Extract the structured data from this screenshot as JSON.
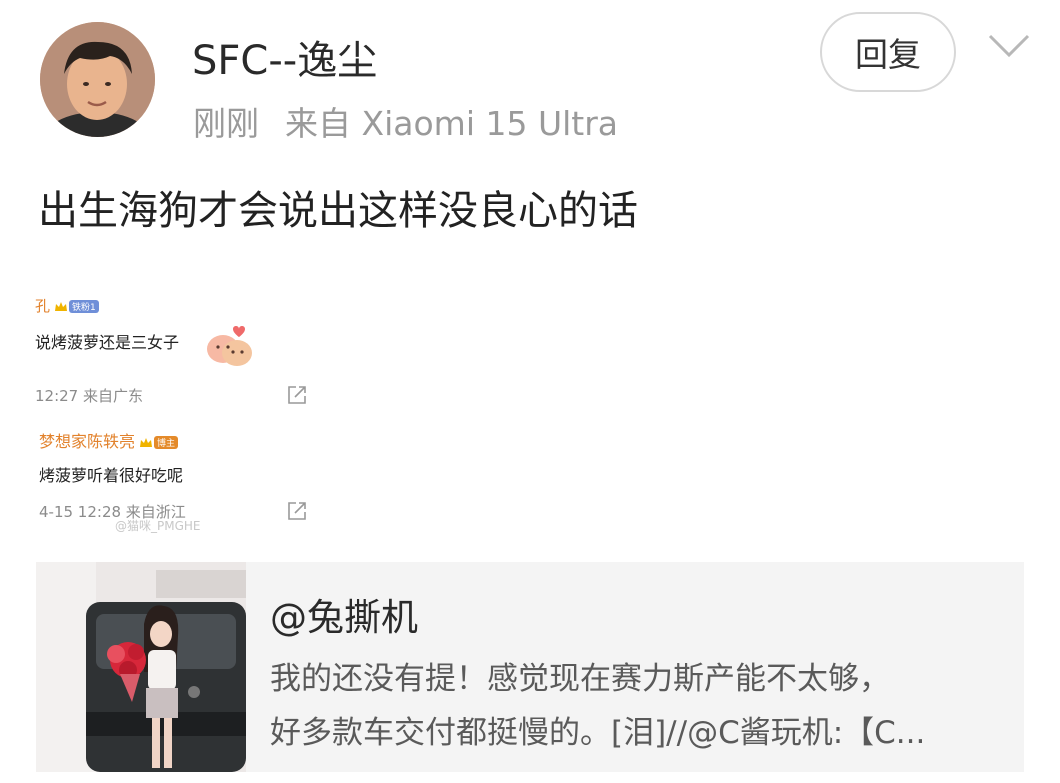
{
  "post": {
    "username": "SFC--逸尘",
    "time": "刚刚",
    "source": "来自 Xiaomi 15 Ultra",
    "reply_label": "回复",
    "content": "出生海狗才会说出这样没良心的话"
  },
  "embedded_image": {
    "comment1": {
      "name": "孔",
      "badge": "铁粉1",
      "text": "说烤菠萝还是三女子",
      "time": "12:27 来自广东"
    },
    "comment2": {
      "name": "梦想家陈轶亮",
      "badge": "博主",
      "text": "烤菠萝听着很好吃呢",
      "time": "4-15 12:28 来自浙江"
    },
    "watermark": "@猫咪_PMGHE"
  },
  "repost": {
    "user": "@兔撕机",
    "line1": "我的还没有提！感觉现在赛力斯产能不太够，",
    "line2": "好多款车交付都挺慢的。[泪]//@C酱玩机:【C..."
  },
  "icons": {
    "chevron": "chevron-down-icon",
    "share": "share-icon"
  },
  "colors": {
    "background": "#ffffff",
    "repost_background": "#f4f4f4",
    "meta_text": "#9a9a9a",
    "comment_name": "#e2822c"
  }
}
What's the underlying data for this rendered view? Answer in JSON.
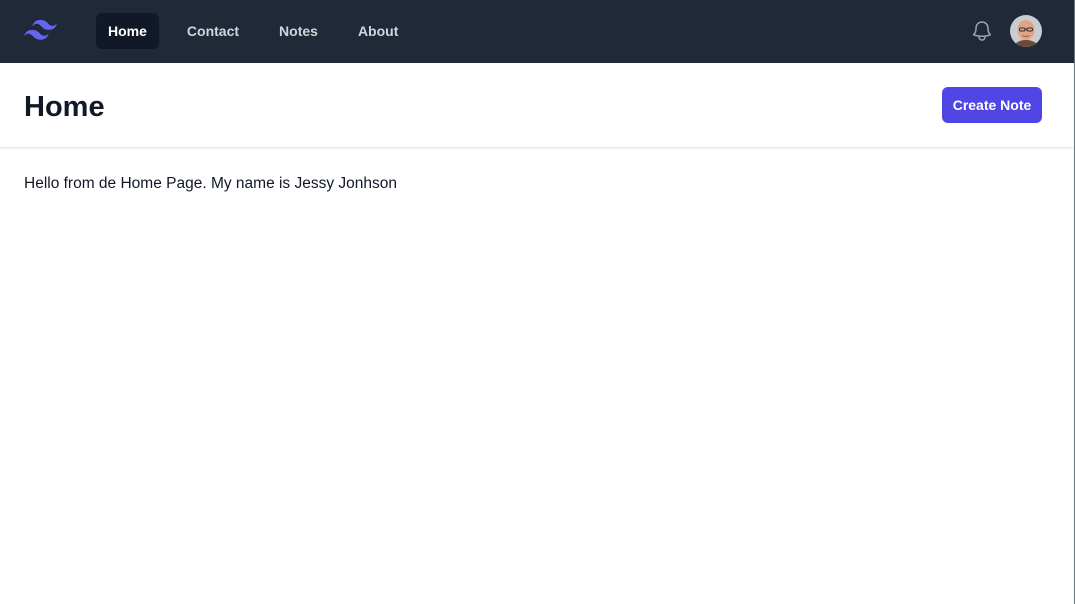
{
  "nav": {
    "logo_icon": "tailwind-waves-icon",
    "links": [
      {
        "label": "Home",
        "active": true
      },
      {
        "label": "Contact",
        "active": false
      },
      {
        "label": "Notes",
        "active": false
      },
      {
        "label": "About",
        "active": false
      }
    ],
    "notification_icon": "bell-icon",
    "avatar_icon": "user-avatar"
  },
  "header": {
    "title": "Home",
    "create_label": "Create Note"
  },
  "main": {
    "text": "Hello from de Home Page. My name is Jessy Jonhson"
  },
  "colors": {
    "navbar_bg": "#1f2937",
    "active_link_bg": "#111827",
    "accent": "#4f46e5",
    "logo": "#6366f1"
  }
}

◆ ◆ ◆ ◆ ◆ ◆ ◆

YOUR INSTRUCTIONS: Set the entries down again exactly. Do not include the images.

CORRECT OUTPUT:
Extract the structured data from this screenshot as JSON.
{
  "post": {
    "username": "SFC--逸尘",
    "time": "刚刚",
    "source": "来自 Xiaomi 15 Ultra",
    "reply_label": "回复",
    "content": "出生海狗才会说出这样没良心的话"
  },
  "embedded_image": {
    "comment1": {
      "name": "孔",
      "badge": "铁粉1",
      "text": "说烤菠萝还是三女子",
      "time": "12:27 来自广东"
    },
    "comment2": {
      "name": "梦想家陈轶亮",
      "badge": "博主",
      "text": "烤菠萝听着很好吃呢",
      "time": "4-15 12:28 来自浙江"
    },
    "watermark": "@猫咪_PMGHE"
  },
  "repost": {
    "user": "@兔撕机",
    "line1": "我的还没有提！感觉现在赛力斯产能不太够，",
    "line2": "好多款车交付都挺慢的。[泪]//@C酱玩机:【C..."
  },
  "icons": {
    "chevron": "chevron-down-icon",
    "share": "share-icon"
  },
  "colors": {
    "background": "#ffffff",
    "repost_background": "#f4f4f4",
    "meta_text": "#9a9a9a",
    "comment_name": "#e2822c"
  }
}
What's the underlying data for this rendered view? Answer in JSON.
{
  "nav": {
    "logo_icon": "tailwind-waves-icon",
    "links": [
      {
        "label": "Home",
        "active": true
      },
      {
        "label": "Contact",
        "active": false
      },
      {
        "label": "Notes",
        "active": false
      },
      {
        "label": "About",
        "active": false
      }
    ],
    "notification_icon": "bell-icon",
    "avatar_icon": "user-avatar"
  },
  "header": {
    "title": "Home",
    "create_label": "Create Note"
  },
  "main": {
    "text": "Hello from de Home Page. My name is Jessy Jonhson"
  },
  "colors": {
    "navbar_bg": "#1f2937",
    "active_link_bg": "#111827",
    "accent": "#4f46e5",
    "logo": "#6366f1"
  }
}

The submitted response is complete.